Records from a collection

>> Start

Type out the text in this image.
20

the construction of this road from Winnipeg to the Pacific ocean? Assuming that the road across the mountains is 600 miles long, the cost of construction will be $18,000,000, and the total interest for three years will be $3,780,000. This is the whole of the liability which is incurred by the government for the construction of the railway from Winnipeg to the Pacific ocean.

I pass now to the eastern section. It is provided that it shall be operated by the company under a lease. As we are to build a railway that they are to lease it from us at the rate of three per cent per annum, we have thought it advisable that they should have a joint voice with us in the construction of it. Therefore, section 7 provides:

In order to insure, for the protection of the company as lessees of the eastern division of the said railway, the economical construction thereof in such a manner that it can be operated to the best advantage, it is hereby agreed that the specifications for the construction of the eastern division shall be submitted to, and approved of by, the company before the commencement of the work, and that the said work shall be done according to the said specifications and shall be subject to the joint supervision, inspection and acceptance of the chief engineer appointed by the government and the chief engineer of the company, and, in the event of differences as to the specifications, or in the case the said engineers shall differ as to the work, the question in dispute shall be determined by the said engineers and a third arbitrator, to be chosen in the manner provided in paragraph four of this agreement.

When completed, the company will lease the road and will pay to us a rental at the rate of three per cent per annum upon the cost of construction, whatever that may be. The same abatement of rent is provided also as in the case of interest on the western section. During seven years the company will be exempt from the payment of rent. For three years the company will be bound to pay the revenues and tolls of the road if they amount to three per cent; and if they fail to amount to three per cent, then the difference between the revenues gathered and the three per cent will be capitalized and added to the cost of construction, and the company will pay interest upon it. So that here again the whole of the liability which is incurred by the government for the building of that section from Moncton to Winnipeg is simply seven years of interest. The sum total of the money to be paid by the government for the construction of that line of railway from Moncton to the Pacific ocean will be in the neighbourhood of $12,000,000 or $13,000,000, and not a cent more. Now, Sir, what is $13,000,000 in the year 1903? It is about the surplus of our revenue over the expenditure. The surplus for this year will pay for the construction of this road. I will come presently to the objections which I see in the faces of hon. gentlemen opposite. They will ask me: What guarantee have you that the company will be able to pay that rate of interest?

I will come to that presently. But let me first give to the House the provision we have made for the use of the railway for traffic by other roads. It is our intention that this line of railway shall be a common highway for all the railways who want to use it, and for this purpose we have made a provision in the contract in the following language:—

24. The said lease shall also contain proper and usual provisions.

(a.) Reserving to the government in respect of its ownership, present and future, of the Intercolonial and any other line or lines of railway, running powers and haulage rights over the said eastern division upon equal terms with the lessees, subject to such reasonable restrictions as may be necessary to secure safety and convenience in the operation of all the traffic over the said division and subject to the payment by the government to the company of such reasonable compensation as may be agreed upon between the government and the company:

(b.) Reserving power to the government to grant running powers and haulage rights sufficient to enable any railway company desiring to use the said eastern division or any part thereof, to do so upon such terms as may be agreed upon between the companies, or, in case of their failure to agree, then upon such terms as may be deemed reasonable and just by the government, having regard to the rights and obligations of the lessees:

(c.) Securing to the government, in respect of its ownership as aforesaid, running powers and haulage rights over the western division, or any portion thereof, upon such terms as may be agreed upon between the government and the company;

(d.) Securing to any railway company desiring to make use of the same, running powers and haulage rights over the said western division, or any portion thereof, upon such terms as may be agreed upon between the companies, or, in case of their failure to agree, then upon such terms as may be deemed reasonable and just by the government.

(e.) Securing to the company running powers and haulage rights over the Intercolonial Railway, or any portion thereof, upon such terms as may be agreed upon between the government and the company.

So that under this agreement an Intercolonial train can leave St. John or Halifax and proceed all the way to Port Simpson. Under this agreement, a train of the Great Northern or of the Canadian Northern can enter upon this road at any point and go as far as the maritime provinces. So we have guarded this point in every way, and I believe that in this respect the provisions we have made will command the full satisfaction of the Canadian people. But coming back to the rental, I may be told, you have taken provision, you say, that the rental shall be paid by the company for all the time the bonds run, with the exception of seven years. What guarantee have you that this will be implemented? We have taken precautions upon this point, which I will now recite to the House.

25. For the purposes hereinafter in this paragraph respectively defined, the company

>> End

WHAT THIS TASK INVOLVES:
Write out the listing once more, matching it exactly.

ANSWER IN FULL:
Type out the text in this image.
20

the construction of this road from Winnipeg to the Pacific ocean? Assuming that the road across the mountains is 600 miles long, the cost of construction will be $18,000,000, and the total interest for three years will be $3,780,000. This is the whole of the liability which is incurred by the government for the construction of the railway from Winnipeg to the Pacific ocean.

I pass now to the eastern section. It is provided that it shall be operated by the company under a lease. As we are to build a railway that they are to lease it from us at the rate of three per cent per annum, we have thought it advisable that they should have a joint voice with us in the construction of it. Therefore, section 7 provides:

In order to insure, for the protection of the company as lessees of the eastern division of the said railway, the economical construction thereof in such a manner that it can be operated to the best advantage, it is hereby agreed that the specifications for the construction of the eastern division shall be submitted to, and approved of by, the company before the commencement of the work, and that the said work shall be done according to the said specifications and shall be subject to the joint supervision, inspection and acceptance of the chief engineer appointed by the government and the chief engineer of the company, and, in the event of differences as to the specifications, or in the case the said engineers shall differ as to the work, the question in dispute shall be determined by the said engineers and a third arbitrator, to be chosen in the manner provided in paragraph four of this agreement.

When completed, the company will lease the road and will pay to us a rental at the rate of three per cent per annum upon the cost of construction, whatever that may be. The same abatement of rent is provided also as in the case of interest on the western section. During seven years the company will be exempt from the payment of rent. For three years the company will be bound to pay the revenues and tolls of the road if they amount to three per cent; and if they fail to amount to three per cent, then the difference between the revenues gathered and the three per cent will be capitalized and added to the cost of construction, and the company will pay interest upon it. So that here again the whole of the liability which is incurred by the government for the building of that section from Moncton to Winnipeg is simply seven years of interest. The sum total of the money to be paid by the government for the construction of that line of railway from Moncton to the Pacific ocean will be in the neighbourhood of $12,000,000 or $13,000,000, and not a cent more. Now, Sir, what is $13,000,000 in the year 1903? It is about the surplus of our revenue over the expenditure. The surplus for this year will pay for the construction of this road. I will come presently to the objections which I see in the faces of hon. gentlemen opposite. They will ask me: What guarantee have you that the company will be able to pay that rate of interest?

I will come to that presently. But let me first give to the House the provision we have made for the use of the railway for traffic by other roads. It is our intention that this line of railway shall be a common highway for all the railways who want to use it, and for this purpose we have made a provision in the contract in the following language:—

24. The said lease shall also contain proper and usual provisions.

(a.) Reserving to the government in respect of its ownership, present and future, of the Intercolonial and any other line or lines of railway, running powers and haulage rights over the said eastern division upon equal terms with the lessees, subject to such reasonable restrictions as may be necessary to secure safety and convenience in the operation of all the traffic over the said division and subject to the payment by the government to the company of such reasonable compensation as may be agreed upon between the government and the company:

(b.) Reserving power to the government to grant running powers and haulage rights sufficient to enable any railway company desiring to use the said eastern division or any part thereof, to do so upon such terms as may be agreed upon between the companies, or, in case of their failure to agree, then upon such terms as may be deemed reasonable and just by the government, having regard to the rights and obligations of the lessees:

(c.) Securing to the government, in respect of its ownership as aforesaid, running powers and haulage rights over the western division, or any portion thereof, upon such terms as may be agreed upon between the government and the company;

(d.) Securing to any railway company desiring to make use of the same, running powers and haulage rights over the said western division, or any portion thereof, upon such terms as may be agreed upon between the companies, or, in case of their failure to agree, then upon such terms as may be deemed reasonable and just by the government.

(e.) Securing to the company running powers and haulage rights over the Intercolonial Railway, or any portion thereof, upon such terms as may be agreed upon between the government and the company.

So that under this agreement an Intercolonial train can leave St. John or Halifax and proceed all the way to Port Simpson. Under this agreement, a train of the Great Northern or of the Canadian Northern can enter upon this road at any point and go as far as the maritime provinces. So we have guarded this point in every way, and I believe that in this respect the provisions we have made will command the full satisfaction of the Canadian people. But coming back to the rental, I may be told, you have taken provision, you say, that the rental shall be paid by the company for all the time the bonds run, with the exception of seven years. What guarantee have you that this will be implemented? We have taken precautions upon this point, which I will now recite to the House.

25. For the purposes hereinafter in this paragraph respectively defined, the company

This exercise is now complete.